>> Start
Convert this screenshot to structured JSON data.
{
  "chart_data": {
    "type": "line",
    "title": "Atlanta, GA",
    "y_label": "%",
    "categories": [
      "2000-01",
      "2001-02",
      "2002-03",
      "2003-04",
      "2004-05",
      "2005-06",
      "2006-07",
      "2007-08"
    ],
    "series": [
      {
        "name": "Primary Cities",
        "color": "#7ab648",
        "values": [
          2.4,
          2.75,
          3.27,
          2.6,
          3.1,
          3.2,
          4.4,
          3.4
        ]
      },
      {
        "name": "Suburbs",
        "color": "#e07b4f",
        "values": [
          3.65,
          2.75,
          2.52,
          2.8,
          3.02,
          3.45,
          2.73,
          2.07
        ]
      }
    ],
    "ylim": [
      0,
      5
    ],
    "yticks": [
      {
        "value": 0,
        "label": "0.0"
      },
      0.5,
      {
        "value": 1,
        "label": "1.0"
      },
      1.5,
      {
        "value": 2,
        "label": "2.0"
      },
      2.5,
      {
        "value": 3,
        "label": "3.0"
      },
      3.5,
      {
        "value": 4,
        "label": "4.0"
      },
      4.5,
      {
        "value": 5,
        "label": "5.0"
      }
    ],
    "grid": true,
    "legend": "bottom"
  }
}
>> End
**Task**: Copy the material above back out, exactly as written.

**Exercise output**:
Convert this screenshot to structured JSON data.
{
  "chart_data": {
    "type": "line",
    "title": "Atlanta, GA",
    "y_label": "%",
    "categories": [
      "2000-01",
      "2001-02",
      "2002-03",
      "2003-04",
      "2004-05",
      "2005-06",
      "2006-07",
      "2007-08"
    ],
    "series": [
      {
        "name": "Primary Cities",
        "color": "#7ab648",
        "values": [
          2.4,
          2.75,
          3.27,
          2.6,
          3.1,
          3.2,
          4.4,
          3.4
        ]
      },
      {
        "name": "Suburbs",
        "color": "#e07b4f",
        "values": [
          3.65,
          2.75,
          2.52,
          2.8,
          3.02,
          3.45,
          2.73,
          2.07
        ]
      }
    ],
    "ylim": [
      0,
      5
    ],
    "yticks": [
      {
        "value": 0,
        "label": "0.0"
      },
      0.5,
      {
        "value": 1,
        "label": "1.0"
      },
      1.5,
      {
        "value": 2,
        "label": "2.0"
      },
      2.5,
      {
        "value": 3,
        "label": "3.0"
      },
      3.5,
      {
        "value": 4,
        "label": "4.0"
      },
      4.5,
      {
        "value": 5,
        "label": "5.0"
      }
    ],
    "grid": true,
    "legend": "bottom"
  }
}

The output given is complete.